= Your task =
Search the material below for the word "创建时间" and copy every line in which it occurs.

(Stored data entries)
BEGIN
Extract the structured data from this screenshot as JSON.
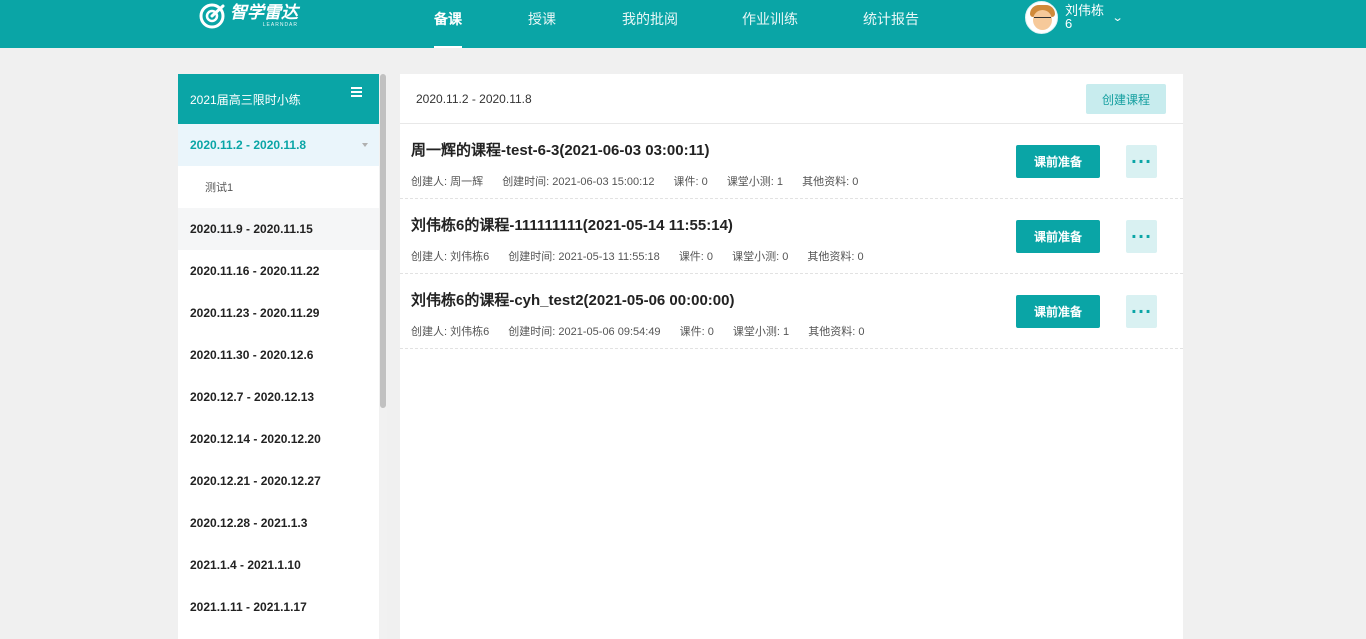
{
  "header": {
    "logo_text": "智学雷达",
    "logo_sub": "LEARNDAR",
    "nav": [
      {
        "label": "备课",
        "active": true
      },
      {
        "label": "授课",
        "active": false
      },
      {
        "label": "我的批阅",
        "active": false
      },
      {
        "label": "作业训练",
        "active": false
      },
      {
        "label": "统计报告",
        "active": false
      }
    ],
    "user_name": "刘伟栋6",
    "accent_color": "#0aa5a6"
  },
  "sidebar": {
    "title": "2021届高三限时小练",
    "weeks": [
      {
        "label": "2020.11.2 - 2020.11.8",
        "expanded": true,
        "children": [
          "测试1"
        ]
      },
      {
        "label": "2020.11.9 - 2020.11.15"
      },
      {
        "label": "2020.11.16 - 2020.11.22"
      },
      {
        "label": "2020.11.23 - 2020.11.29"
      },
      {
        "label": "2020.11.30 - 2020.12.6"
      },
      {
        "label": "2020.12.7 - 2020.12.13"
      },
      {
        "label": "2020.12.14 - 2020.12.20"
      },
      {
        "label": "2020.12.21 - 2020.12.27"
      },
      {
        "label": "2020.12.28 - 2021.1.3"
      },
      {
        "label": "2021.1.4 - 2021.1.10"
      },
      {
        "label": "2021.1.11 - 2021.1.17"
      }
    ]
  },
  "main": {
    "range": "2020.11.2 - 2020.11.8",
    "create_label": "创建课程",
    "prep_label": "课前准备",
    "more_label": "···",
    "courses": [
      {
        "title": "周一辉的课程-test-6-3(2021-06-03 03:00:11)",
        "creator": "创建人: 周一辉",
        "created": "创建时间: 2021-06-03 15:00:12",
        "coursewares": "课件: 0",
        "quizzes": "课堂小测: 1",
        "others": "其他资料: 0"
      },
      {
        "title": "刘伟栋6的课程-111111111(2021-05-14 11:55:14)",
        "creator": "创建人: 刘伟栋6",
        "created": "创建时间: 2021-05-13 11:55:18",
        "coursewares": "课件: 0",
        "quizzes": "课堂小测: 0",
        "others": "其他资料: 0"
      },
      {
        "title": "刘伟栋6的课程-cyh_test2(2021-05-06 00:00:00)",
        "creator": "创建人: 刘伟栋6",
        "created": "创建时间: 2021-05-06 09:54:49",
        "coursewares": "课件: 0",
        "quizzes": "课堂小测: 1",
        "others": "其他资料: 0"
      }
    ]
  }
}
END
= Finished exercise =
        "created": "创建时间: 2021-06-03 15:00:12",
        "created": "创建时间: 2021-05-13 11:55:18",
        "created": "创建时间: 2021-05-06 09:54:49",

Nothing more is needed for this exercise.